## TO BE DONE:
Exact reproduction of the data is required, with images excluded.

## RECORD EXCERPTS:
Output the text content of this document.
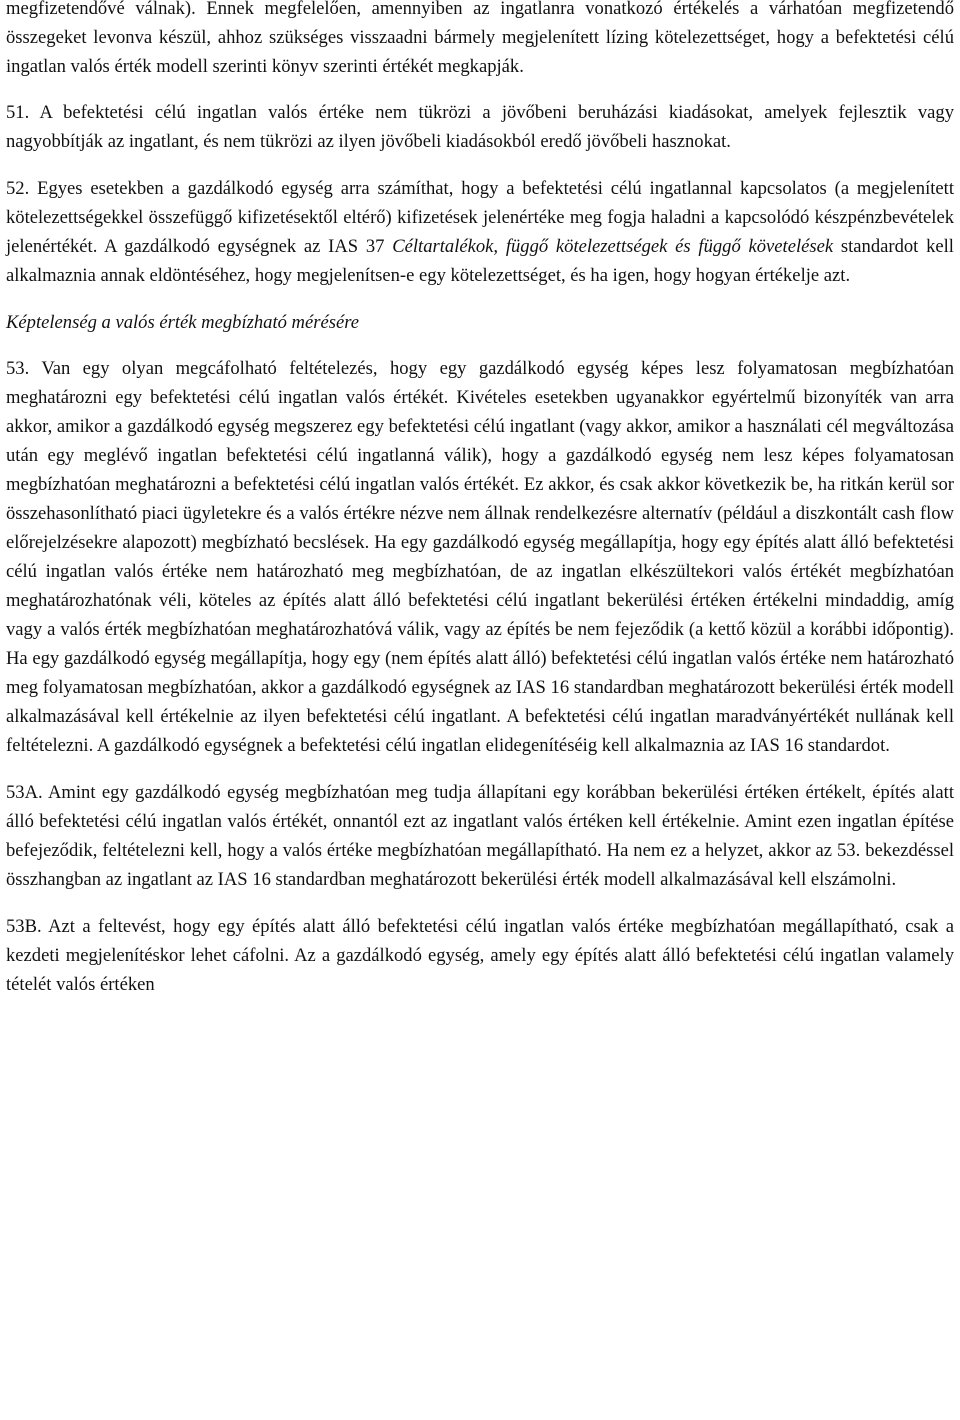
megfizetendővé válnak). Ennek megfelelően, amennyiben az ingatlanra vonatkozó értékelés a várhatóan megfizetendő összegeket levonva készül, ahhoz szükséges visszaadni bármely megjelenített lízing kötelezettséget, hogy a befektetési célú ingatlan valós érték modell szerinti könyv szerinti értékét megkapják.

51. A befektetési célú ingatlan valós értéke nem tükrözi a jövőbeni beruházási kiadásokat, amelyek fejlesztik vagy nagyobbítják az ingatlant, és nem tükrözi az ilyen jövőbeli kiadásokból eredő jövőbeli hasznokat.

52. Egyes esetekben a gazdálkodó egység arra számíthat, hogy a befektetési célú ingatlannal kapcsolatos (a megjelenített kötelezettségekkel összefüggő kifizetésektől eltérő) kifizetések jelenértéke meg fogja haladni a kapcsolódó készpénzbevételek jelenértékét. A gazdálkodó egységnek az IAS 37 Céltartalékok, függő kötelezettségek és függő követelések standardot kell alkalmaznia annak eldöntéséhez, hogy megjelenítsen-e egy kötelezettséget, és ha igen, hogy hogyan értékelje azt.

Képtelenség a valós érték megbízható mérésére

53. Van egy olyan megcáfolható feltételezés, hogy egy gazdálkodó egység képes lesz folyamatosan megbízhatóan meghatározni egy befektetési célú ingatlan valós értékét. Kivételes esetekben ugyanakkor egyértelmű bizonyíték van arra akkor, amikor a gazdálkodó egység megszerez egy befektetési célú ingatlant (vagy akkor, amikor a használati cél megváltozása után egy meglévő ingatlan befektetési célú ingatlanná válik), hogy a gazdálkodó egység nem lesz képes folyamatosan megbízhatóan meghatározni a befektetési célú ingatlan valós értékét. Ez akkor, és csak akkor következik be, ha ritkán kerül sor összehasonlítható piaci ügyletekre és a valós értékre nézve nem állnak rendelkezésre alternatív (például a diszkontált cash flow előrejelzésekre alapozott) megbízható becslések. Ha egy gazdálkodó egység megállapítja, hogy egy építés alatt álló befektetési célú ingatlan valós értéke nem határozható meg megbízhatóan, de az ingatlan elkészültekori valós értékét megbízhatóan meghatározhatónak véli, köteles az építés alatt álló befektetési célú ingatlant bekerülési értéken értékelni mindaddig, amíg vagy a valós érték megbízhatóan meghatározhatóvá válik, vagy az építés be nem fejeződik (a kettő közül a korábbi időpontig). Ha egy gazdálkodó egység megállapítja, hogy egy (nem építés alatt álló) befektetési célú ingatlan valós értéke nem határozható meg folyamatosan megbízhatóan, akkor a gazdálkodó egységnek az IAS 16 standardban meghatározott bekerülési érték modell alkalmazásával kell értékelnie az ilyen befektetési célú ingatlant. A befektetési célú ingatlan maradványértékét nullának kell feltételezni. A gazdálkodó egységnek a befektetési célú ingatlan elidegenítéséig kell alkalmaznia az IAS 16 standardot.

53A. Amint egy gazdálkodó egység megbízhatóan meg tudja állapítani egy korábban bekerülési értéken értékelt, építés alatt álló befektetési célú ingatlan valós értékét, onnantól ezt az ingatlant valós értéken kell értékelnie. Amint ezen ingatlan építése befejeződik, feltételezni kell, hogy a valós értéke megbízhatóan megállapítható. Ha nem ez a helyzet, akkor az 53. bekezdéssel összhangban az ingatlant az IAS 16 standardban meghatározott bekerülési érték modell alkalmazásával kell elszámolni.

53B. Azt a feltevést, hogy egy építés alatt álló befektetési célú ingatlan valós értéke megbízhatóan megállapítható, csak a kezdeti megjelenítéskor lehet cáfolni. Az a gazdálkodó egység, amely egy építés alatt álló befektetési célú ingatlan valamely tételét valós értéken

## RESPONSE TO THE EXERCISE:
Output the text content of this document.
megfizetendővé válnak). Ennek megfelelően, amennyiben az ingatlanra vonatkozó értékelés a várhatóan megfizetendő összegeket levonva készül, ahhoz szükséges visszaadni bármely megjelenített lízing kötelezettséget, hogy a befektetési célú ingatlan valós érték modell szerinti könyv szerinti értékét megkapják.

51. A befektetési célú ingatlan valós értéke nem tükrözi a jövőbeni beruházási kiadásokat, amelyek fejlesztik vagy nagyobbítják az ingatlant, és nem tükrözi az ilyen jövőbeli kiadásokból eredő jövőbeli hasznokat.

52. Egyes esetekben a gazdálkodó egység arra számíthat, hogy a befektetési célú ingatlannal kapcsolatos (a megjelenített kötelezettségekkel összefüggő kifizetésektől eltérő) kifizetések jelenértéke meg fogja haladni a kapcsolódó készpénzbevételek jelenértékét. A gazdálkodó egységnek az IAS 37 Céltartalékok, függő kötelezettségek és függő követelések standardot kell alkalmaznia annak eldöntéséhez, hogy megjelenítsen-e egy kötelezettséget, és ha igen, hogy hogyan értékelje azt.

Képtelenség a valós érték megbízható mérésére

53. Van egy olyan megcáfolható feltételezés, hogy egy gazdálkodó egység képes lesz folyamatosan megbízhatóan meghatározni egy befektetési célú ingatlan valós értékét. Kivételes esetekben ugyanakkor egyértelmű bizonyíték van arra akkor, amikor a gazdálkodó egység megszerez egy befektetési célú ingatlant (vagy akkor, amikor a használati cél megváltozása után egy meglévő ingatlan befektetési célú ingatlanná válik), hogy a gazdálkodó egység nem lesz képes folyamatosan megbízhatóan meghatározni a befektetési célú ingatlan valós értékét. Ez akkor, és csak akkor következik be, ha ritkán kerül sor összehasonlítható piaci ügyletekre és a valós értékre nézve nem állnak rendelkezésre alternatív (például a diszkontált cash flow előrejelzésekre alapozott) megbízható becslések. Ha egy gazdálkodó egység megállapítja, hogy egy építés alatt álló befektetési célú ingatlan valós értéke nem határozható meg megbízhatóan, de az ingatlan elkészültekori valós értékét megbízhatóan meghatározhatónak véli, köteles az építés alatt álló befektetési célú ingatlant bekerülési értéken értékelni mindaddig, amíg vagy a valós érték megbízhatóan meghatározhatóvá válik, vagy az építés be nem fejeződik (a kettő közül a korábbi időpontig). Ha egy gazdálkodó egység megállapítja, hogy egy (nem építés alatt álló) befektetési célú ingatlan valós értéke nem határozható meg folyamatosan megbízhatóan, akkor a gazdálkodó egységnek az IAS 16 standardban meghatározott bekerülési érték modell alkalmazásával kell értékelnie az ilyen befektetési célú ingatlant. A befektetési célú ingatlan maradványértékét nullának kell feltételezni. A gazdálkodó egységnek a befektetési célú ingatlan elidegenítéséig kell alkalmaznia az IAS 16 standardot.

53A. Amint egy gazdálkodó egység megbízhatóan meg tudja állapítani egy korábban bekerülési értéken értékelt, építés alatt álló befektetési célú ingatlan valós értékét, onnantól ezt az ingatlant valós értéken kell értékelnie. Amint ezen ingatlan építése befejeződik, feltételezni kell, hogy a valós értéke megbízhatóan megállapítható. Ha nem ez a helyzet, akkor az 53. bekezdéssel összhangban az ingatlant az IAS 16 standardban meghatározott bekerülési érték modell alkalmazásával kell elszámolni.

53B. Azt a feltevést, hogy egy építés alatt álló befektetési célú ingatlan valós értéke megbízhatóan megállapítható, csak a kezdeti megjelenítéskor lehet cáfolni. Az a gazdálkodó egység, amely egy építés alatt álló befektetési célú ingatlan valamely tételét valós értéken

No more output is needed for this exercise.